■ **OBJECTIVE**: Without skipping anything, write out each record below exactly.

■ **DATA ROWS**:
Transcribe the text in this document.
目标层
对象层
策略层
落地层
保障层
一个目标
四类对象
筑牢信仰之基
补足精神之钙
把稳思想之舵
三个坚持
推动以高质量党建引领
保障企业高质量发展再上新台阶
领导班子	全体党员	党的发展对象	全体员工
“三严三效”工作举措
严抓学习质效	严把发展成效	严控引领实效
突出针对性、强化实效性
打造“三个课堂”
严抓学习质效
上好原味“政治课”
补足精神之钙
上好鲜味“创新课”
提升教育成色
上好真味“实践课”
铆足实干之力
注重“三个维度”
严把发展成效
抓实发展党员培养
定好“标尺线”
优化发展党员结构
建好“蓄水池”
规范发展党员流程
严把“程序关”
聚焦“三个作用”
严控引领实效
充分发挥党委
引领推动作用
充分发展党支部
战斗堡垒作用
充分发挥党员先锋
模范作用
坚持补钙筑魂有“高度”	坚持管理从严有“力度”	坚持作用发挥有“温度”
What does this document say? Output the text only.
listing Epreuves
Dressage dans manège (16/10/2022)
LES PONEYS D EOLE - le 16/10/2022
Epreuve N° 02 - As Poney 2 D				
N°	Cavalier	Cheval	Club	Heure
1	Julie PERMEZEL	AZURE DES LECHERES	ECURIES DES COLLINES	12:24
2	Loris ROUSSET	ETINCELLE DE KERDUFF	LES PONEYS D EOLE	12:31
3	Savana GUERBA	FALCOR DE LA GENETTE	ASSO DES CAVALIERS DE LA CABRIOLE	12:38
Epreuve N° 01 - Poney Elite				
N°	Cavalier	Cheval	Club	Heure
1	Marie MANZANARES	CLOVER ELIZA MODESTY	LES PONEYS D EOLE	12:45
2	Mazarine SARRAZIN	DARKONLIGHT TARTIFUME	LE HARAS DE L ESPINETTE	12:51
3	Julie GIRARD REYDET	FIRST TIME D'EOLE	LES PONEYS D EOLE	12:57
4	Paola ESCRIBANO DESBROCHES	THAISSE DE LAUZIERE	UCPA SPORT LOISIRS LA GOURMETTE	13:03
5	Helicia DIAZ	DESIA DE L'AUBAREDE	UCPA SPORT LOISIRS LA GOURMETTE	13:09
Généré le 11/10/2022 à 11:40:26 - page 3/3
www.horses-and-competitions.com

■ **ANSWER TO THE TASK**:
Transcribe the text in this document.
目标层
对象层
策略层
落地层
保障层
一个目标
四类对象
筑牢信仰之基
补足精神之钙
把稳思想之舵
三个坚持
推动以高质量党建引领
保障企业高质量发展再上新台阶
领导班子	全体党员	党的发展对象	全体员工
“三严三效”工作举措
严抓学习质效	严把发展成效	严控引领实效
突出针对性、强化实效性
打造“三个课堂”
严抓学习质效
上好原味“政治课”
补足精神之钙
上好鲜味“创新课”
提升教育成色
上好真味“实践课”
铆足实干之力
注重“三个维度”
严把发展成效
抓实发展党员培养
定好“标尺线”
优化发展党员结构
建好“蓄水池”
规范发展党员流程
严把“程序关”
聚焦“三个作用”
严控引领实效
充分发挥党委
引领推动作用
充分发展党支部
战斗堡垒作用
充分发挥党员先锋
模范作用
坚持补钙筑魂有“高度”	坚持管理从严有“力度”	坚持作用发挥有“温度”
What does this document say? Output the text only.
listing Epreuves
Dressage dans manège (16/10/2022)
LES PONEYS D EOLE - le 16/10/2022
Epreuve N° 02 - As Poney 2 D				
N°	Cavalier	Cheval	Club	Heure
1	Julie PERMEZEL	AZURE DES LECHERES	ECURIES DES COLLINES	12:24
2	Loris ROUSSET	ETINCELLE DE KERDUFF	LES PONEYS D EOLE	12:31
3	Savana GUERBA	FALCOR DE LA GENETTE	ASSO DES CAVALIERS DE LA CABRIOLE	12:38
Epreuve N° 01 - Poney Elite				
N°	Cavalier	Cheval	Club	Heure
1	Marie MANZANARES	CLOVER ELIZA MODESTY	LES PONEYS D EOLE	12:45
2	Mazarine SARRAZIN	DARKONLIGHT TARTIFUME	LE HARAS DE L ESPINETTE	12:51
3	Julie GIRARD REYDET	FIRST TIME D'EOLE	LES PONEYS D EOLE	12:57
4	Paola ESCRIBANO DESBROCHES	THAISSE DE LAUZIERE	UCPA SPORT LOISIRS LA GOURMETTE	13:03
5	Helicia DIAZ	DESIA DE L'AUBAREDE	UCPA SPORT LOISIRS LA GOURMETTE	13:09
Généré le 11/10/2022 à 11:40:26 - page 3/3
www.horses-and-competitions.com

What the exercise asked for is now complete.